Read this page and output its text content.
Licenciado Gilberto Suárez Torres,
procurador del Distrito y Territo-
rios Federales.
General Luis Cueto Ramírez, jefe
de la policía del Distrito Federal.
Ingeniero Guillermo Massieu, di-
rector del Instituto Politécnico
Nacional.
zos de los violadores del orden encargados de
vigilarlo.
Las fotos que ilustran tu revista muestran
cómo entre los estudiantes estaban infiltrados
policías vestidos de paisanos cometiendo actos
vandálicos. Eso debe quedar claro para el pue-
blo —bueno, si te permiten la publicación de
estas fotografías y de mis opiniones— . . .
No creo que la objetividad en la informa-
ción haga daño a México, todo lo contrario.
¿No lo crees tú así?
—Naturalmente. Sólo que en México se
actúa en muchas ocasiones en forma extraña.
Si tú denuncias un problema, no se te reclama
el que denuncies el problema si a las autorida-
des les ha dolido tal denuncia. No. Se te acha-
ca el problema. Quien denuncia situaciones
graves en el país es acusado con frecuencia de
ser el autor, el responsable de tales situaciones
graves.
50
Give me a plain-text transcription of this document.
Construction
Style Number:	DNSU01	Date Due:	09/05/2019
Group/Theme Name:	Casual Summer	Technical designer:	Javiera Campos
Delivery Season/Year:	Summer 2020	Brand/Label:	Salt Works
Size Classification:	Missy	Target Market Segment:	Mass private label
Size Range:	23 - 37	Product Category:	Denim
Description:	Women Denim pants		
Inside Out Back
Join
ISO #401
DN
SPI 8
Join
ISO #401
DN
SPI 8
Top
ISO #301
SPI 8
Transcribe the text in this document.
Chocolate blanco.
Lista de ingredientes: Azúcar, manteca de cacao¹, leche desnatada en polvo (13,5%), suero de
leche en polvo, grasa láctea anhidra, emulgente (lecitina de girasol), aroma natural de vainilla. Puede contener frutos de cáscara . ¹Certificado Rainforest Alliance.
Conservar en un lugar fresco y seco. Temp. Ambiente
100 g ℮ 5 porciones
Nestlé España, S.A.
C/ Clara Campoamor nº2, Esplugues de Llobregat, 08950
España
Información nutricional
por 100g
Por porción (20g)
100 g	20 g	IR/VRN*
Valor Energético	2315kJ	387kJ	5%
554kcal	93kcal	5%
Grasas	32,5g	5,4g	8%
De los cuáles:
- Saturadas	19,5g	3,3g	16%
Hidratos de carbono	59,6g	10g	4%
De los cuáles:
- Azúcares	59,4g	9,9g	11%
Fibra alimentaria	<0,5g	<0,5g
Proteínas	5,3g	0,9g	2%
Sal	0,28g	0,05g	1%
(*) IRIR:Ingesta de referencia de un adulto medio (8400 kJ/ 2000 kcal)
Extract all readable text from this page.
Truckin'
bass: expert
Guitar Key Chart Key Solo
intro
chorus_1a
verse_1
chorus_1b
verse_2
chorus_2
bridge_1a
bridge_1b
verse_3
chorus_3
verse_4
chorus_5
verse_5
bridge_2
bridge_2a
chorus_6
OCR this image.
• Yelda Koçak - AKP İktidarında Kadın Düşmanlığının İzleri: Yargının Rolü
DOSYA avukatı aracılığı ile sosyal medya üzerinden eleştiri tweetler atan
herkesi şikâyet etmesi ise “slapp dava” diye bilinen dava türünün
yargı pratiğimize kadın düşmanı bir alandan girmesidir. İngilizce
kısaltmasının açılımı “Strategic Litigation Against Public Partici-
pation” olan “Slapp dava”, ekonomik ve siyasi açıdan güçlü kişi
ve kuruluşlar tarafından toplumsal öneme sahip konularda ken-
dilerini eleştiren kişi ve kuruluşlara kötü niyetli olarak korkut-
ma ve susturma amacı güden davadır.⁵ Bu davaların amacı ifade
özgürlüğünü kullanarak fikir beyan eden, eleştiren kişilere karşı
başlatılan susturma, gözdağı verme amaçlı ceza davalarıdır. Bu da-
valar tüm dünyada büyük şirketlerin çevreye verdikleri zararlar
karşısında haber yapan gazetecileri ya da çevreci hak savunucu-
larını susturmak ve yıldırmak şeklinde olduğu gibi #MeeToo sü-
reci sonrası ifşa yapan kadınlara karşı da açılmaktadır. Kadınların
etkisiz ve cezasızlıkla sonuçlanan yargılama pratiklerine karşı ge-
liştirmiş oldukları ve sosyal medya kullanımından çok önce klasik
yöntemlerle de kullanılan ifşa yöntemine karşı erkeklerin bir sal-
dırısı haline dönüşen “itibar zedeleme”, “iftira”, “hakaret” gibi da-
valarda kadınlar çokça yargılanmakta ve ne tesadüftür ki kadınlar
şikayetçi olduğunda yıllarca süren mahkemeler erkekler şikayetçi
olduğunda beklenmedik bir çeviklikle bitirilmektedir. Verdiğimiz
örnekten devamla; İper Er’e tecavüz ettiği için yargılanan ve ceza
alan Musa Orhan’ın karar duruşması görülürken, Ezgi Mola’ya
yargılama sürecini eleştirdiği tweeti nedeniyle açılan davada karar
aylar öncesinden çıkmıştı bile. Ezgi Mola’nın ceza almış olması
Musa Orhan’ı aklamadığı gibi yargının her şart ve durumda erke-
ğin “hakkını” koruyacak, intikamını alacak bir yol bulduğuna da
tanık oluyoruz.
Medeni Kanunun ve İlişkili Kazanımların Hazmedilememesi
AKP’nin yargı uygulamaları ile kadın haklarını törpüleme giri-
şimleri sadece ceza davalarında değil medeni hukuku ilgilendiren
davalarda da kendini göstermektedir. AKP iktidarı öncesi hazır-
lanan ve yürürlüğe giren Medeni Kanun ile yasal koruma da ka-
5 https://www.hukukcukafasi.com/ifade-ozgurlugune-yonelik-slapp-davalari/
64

*-*-*

• [What is needed] Output every line above without altering anything.

• [Completed task]
Read this page and output its text content.
Licenciado Gilberto Suárez Torres,
procurador del Distrito y Territo-
rios Federales.
General Luis Cueto Ramírez, jefe
de la policía del Distrito Federal.
Ingeniero Guillermo Massieu, di-
rector del Instituto Politécnico
Nacional.
zos de los violadores del orden encargados de
vigilarlo.
Las fotos que ilustran tu revista muestran
cómo entre los estudiantes estaban infiltrados
policías vestidos de paisanos cometiendo actos
vandálicos. Eso debe quedar claro para el pue-
blo —bueno, si te permiten la publicación de
estas fotografías y de mis opiniones— . . .
No creo que la objetividad en la informa-
ción haga daño a México, todo lo contrario.
¿No lo crees tú así?
—Naturalmente. Sólo que en México se
actúa en muchas ocasiones en forma extraña.
Si tú denuncias un problema, no se te reclama
el que denuncies el problema si a las autorida-
des les ha dolido tal denuncia. No. Se te acha-
ca el problema. Quien denuncia situaciones
graves en el país es acusado con frecuencia de
ser el autor, el responsable de tales situaciones
graves.
50
Give me a plain-text transcription of this document.
Construction
Style Number:	DNSU01	Date Due:	09/05/2019
Group/Theme Name:	Casual Summer	Technical designer:	Javiera Campos
Delivery Season/Year:	Summer 2020	Brand/Label:	Salt Works
Size Classification:	Missy	Target Market Segment:	Mass private label
Size Range:	23 - 37	Product Category:	Denim
Description:	Women Denim pants		
Inside Out Back
Join
ISO #401
DN
SPI 8
Join
ISO #401
DN
SPI 8
Top
ISO #301
SPI 8
Transcribe the text in this document.
Chocolate blanco.
Lista de ingredientes: Azúcar, manteca de cacao¹, leche desnatada en polvo (13,5%), suero de
leche en polvo, grasa láctea anhidra, emulgente (lecitina de girasol), aroma natural de vainilla. Puede contener frutos de cáscara . ¹Certificado Rainforest Alliance.
Conservar en un lugar fresco y seco. Temp. Ambiente
100 g ℮ 5 porciones
Nestlé España, S.A.
C/ Clara Campoamor nº2, Esplugues de Llobregat, 08950
España
Información nutricional
por 100g
Por porción (20g)
100 g	20 g	IR/VRN*
Valor Energético	2315kJ	387kJ	5%
554kcal	93kcal	5%
Grasas	32,5g	5,4g	8%
De los cuáles:
- Saturadas	19,5g	3,3g	16%
Hidratos de carbono	59,6g	10g	4%
De los cuáles:
- Azúcares	59,4g	9,9g	11%
Fibra alimentaria	<0,5g	<0,5g
Proteínas	5,3g	0,9g	2%
Sal	0,28g	0,05g	1%
(*) IRIR:Ingesta de referencia de un adulto medio (8400 kJ/ 2000 kcal)
Extract all readable text from this page.
Truckin'
bass: expert
Guitar Key Chart Key Solo
intro
chorus_1a
verse_1
chorus_1b
verse_2
chorus_2
bridge_1a
bridge_1b
verse_3
chorus_3
verse_4
chorus_5
verse_5
bridge_2
bridge_2a
chorus_6
OCR this image.
• Yelda Koçak - AKP İktidarında Kadın Düşmanlığının İzleri: Yargının Rolü
DOSYA avukatı aracılığı ile sosyal medya üzerinden eleştiri tweetler atan
herkesi şikâyet etmesi ise “slapp dava” diye bilinen dava türünün
yargı pratiğimize kadın düşmanı bir alandan girmesidir. İngilizce
kısaltmasının açılımı “Strategic Litigation Against Public Partici-
pation” olan “Slapp dava”, ekonomik ve siyasi açıdan güçlü kişi
ve kuruluşlar tarafından toplumsal öneme sahip konularda ken-
dilerini eleştiren kişi ve kuruluşlara kötü niyetli olarak korkut-
ma ve susturma amacı güden davadır.⁵ Bu davaların amacı ifade
özgürlüğünü kullanarak fikir beyan eden, eleştiren kişilere karşı
başlatılan susturma, gözdağı verme amaçlı ceza davalarıdır. Bu da-
valar tüm dünyada büyük şirketlerin çevreye verdikleri zararlar
karşısında haber yapan gazetecileri ya da çevreci hak savunucu-
larını susturmak ve yıldırmak şeklinde olduğu gibi #MeeToo sü-
reci sonrası ifşa yapan kadınlara karşı da açılmaktadır. Kadınların
etkisiz ve cezasızlıkla sonuçlanan yargılama pratiklerine karşı ge-
liştirmiş oldukları ve sosyal medya kullanımından çok önce klasik
yöntemlerle de kullanılan ifşa yöntemine karşı erkeklerin bir sal-
dırısı haline dönüşen “itibar zedeleme”, “iftira”, “hakaret” gibi da-
valarda kadınlar çokça yargılanmakta ve ne tesadüftür ki kadınlar
şikayetçi olduğunda yıllarca süren mahkemeler erkekler şikayetçi
olduğunda beklenmedik bir çeviklikle bitirilmektedir. Verdiğimiz
örnekten devamla; İper Er’e tecavüz ettiği için yargılanan ve ceza
alan Musa Orhan’ın karar duruşması görülürken, Ezgi Mola’ya
yargılama sürecini eleştirdiği tweeti nedeniyle açılan davada karar
aylar öncesinden çıkmıştı bile. Ezgi Mola’nın ceza almış olması
Musa Orhan’ı aklamadığı gibi yargının her şart ve durumda erke-
ğin “hakkını” koruyacak, intikamını alacak bir yol bulduğuna da
tanık oluyoruz.
Medeni Kanunun ve İlişkili Kazanımların Hazmedilememesi
AKP’nin yargı uygulamaları ile kadın haklarını törpüleme giri-
şimleri sadece ceza davalarında değil medeni hukuku ilgilendiren
davalarda da kendini göstermektedir. AKP iktidarı öncesi hazır-
lanan ve yürürlüğe giren Medeni Kanun ile yasal koruma da ka-
5 https://www.hukukcukafasi.com/ifade-ozgurlugune-yonelik-slapp-davalari/
64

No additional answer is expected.